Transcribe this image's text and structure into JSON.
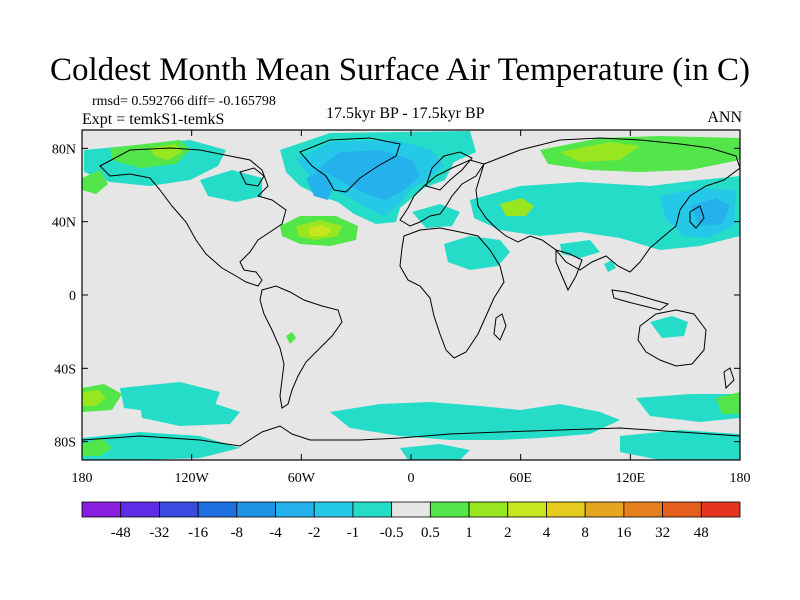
{
  "title": "Coldest Month Mean Surface Air Temperature (in C)",
  "stats": "rmsd= 0.592766 diff= -0.165798",
  "experiment": "Expt = temkS1-temkS",
  "period": "17.5kyr BP - 17.5kyr BP",
  "season": "ANN",
  "map": {
    "projection": "cylindrical equidistant",
    "lon_range": [
      -180,
      180
    ],
    "lat_range": [
      -90,
      90
    ],
    "x_ticks": [
      {
        "lon": -180,
        "label": "180"
      },
      {
        "lon": -120,
        "label": "120W"
      },
      {
        "lon": -60,
        "label": "60W"
      },
      {
        "lon": 0,
        "label": "0"
      },
      {
        "lon": 60,
        "label": "60E"
      },
      {
        "lon": 120,
        "label": "120E"
      },
      {
        "lon": 180,
        "label": "180"
      }
    ],
    "y_ticks": [
      {
        "lat": 80,
        "label": "80N"
      },
      {
        "lat": 40,
        "label": "40N"
      },
      {
        "lat": 0,
        "label": "0"
      },
      {
        "lat": -40,
        "label": "40S"
      },
      {
        "lat": -80,
        "label": "80S"
      }
    ],
    "background_color": "#e6e6e6"
  },
  "colorbar": {
    "colors": [
      "#8a1fe0",
      "#5f2ce6",
      "#3a4ce0",
      "#1f6fe0",
      "#1f93e6",
      "#25b2ec",
      "#25c8e6",
      "#25dcc8",
      "#e6e6e6",
      "#52e64a",
      "#97e61f",
      "#c8e61f",
      "#e6cc1f",
      "#e6a51f",
      "#e6801f",
      "#e65e1f",
      "#e6351f"
    ],
    "labels": [
      "-48",
      "-32",
      "-16",
      "-8",
      "-4",
      "-2",
      "-1",
      "-0.5",
      "0.5",
      "1",
      "2",
      "4",
      "8",
      "16",
      "32",
      "48"
    ]
  }
}
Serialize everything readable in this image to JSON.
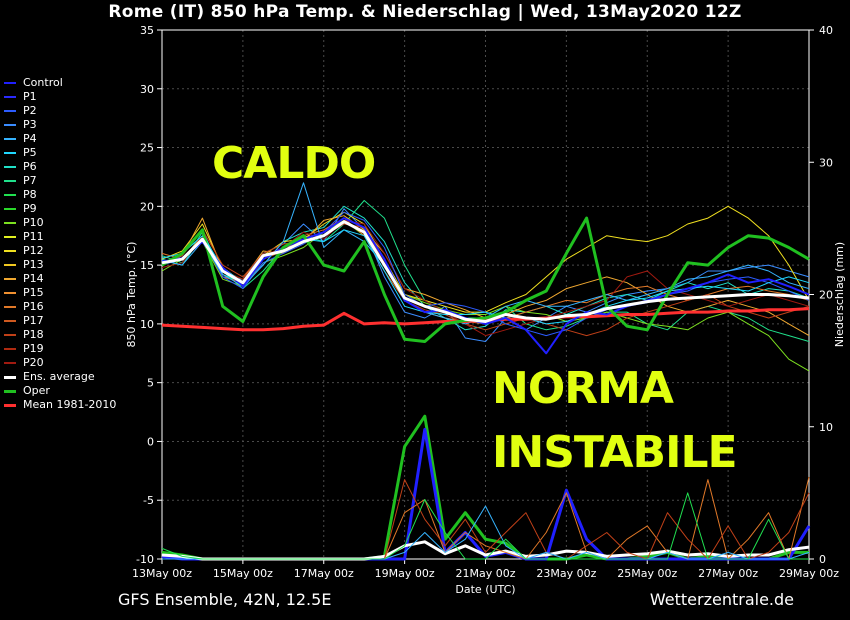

■ ■ ■ ■ ■

> Aim
Omit every picture while copying the listing above exactly.

> Answer to the task
Transcribe this image's text and structure into JSON.
{
  "title": "Coldest Month Mean Surface Air Temperature (in C)",
  "stats": "rmsd= 0.592766 diff= -0.165798",
  "experiment": "Expt = temkS1-temkS",
  "period": "17.5kyr BP - 17.5kyr BP",
  "season": "ANN",
  "map": {
    "projection": "cylindrical equidistant",
    "lon_range": [
      -180,
      180
    ],
    "lat_range": [
      -90,
      90
    ],
    "x_ticks": [
      {
        "lon": -180,
        "label": "180"
      },
      {
        "lon": -120,
        "label": "120W"
      },
      {
        "lon": -60,
        "label": "60W"
      },
      {
        "lon": 0,
        "label": "0"
      },
      {
        "lon": 60,
        "label": "60E"
      },
      {
        "lon": 120,
        "label": "120E"
      },
      {
        "lon": 180,
        "label": "180"
      }
    ],
    "y_ticks": [
      {
        "lat": 80,
        "label": "80N"
      },
      {
        "lat": 40,
        "label": "40N"
      },
      {
        "lat": 0,
        "label": "0"
      },
      {
        "lat": -40,
        "label": "40S"
      },
      {
        "lat": -80,
        "label": "80S"
      }
    ],
    "background_color": "#e6e6e6"
  },
  "colorbar": {
    "colors": [
      "#8a1fe0",
      "#5f2ce6",
      "#3a4ce0",
      "#1f6fe0",
      "#1f93e6",
      "#25b2ec",
      "#25c8e6",
      "#25dcc8",
      "#e6e6e6",
      "#52e64a",
      "#97e61f",
      "#c8e61f",
      "#e6cc1f",
      "#e6a51f",
      "#e6801f",
      "#e65e1f",
      "#e6351f"
    ],
    "labels": [
      "-48",
      "-32",
      "-16",
      "-8",
      "-4",
      "-2",
      "-1",
      "-0.5",
      "0.5",
      "1",
      "2",
      "4",
      "8",
      "16",
      "32",
      "48"
    ]
  }
}
Serialize everything readable in this image to JSON.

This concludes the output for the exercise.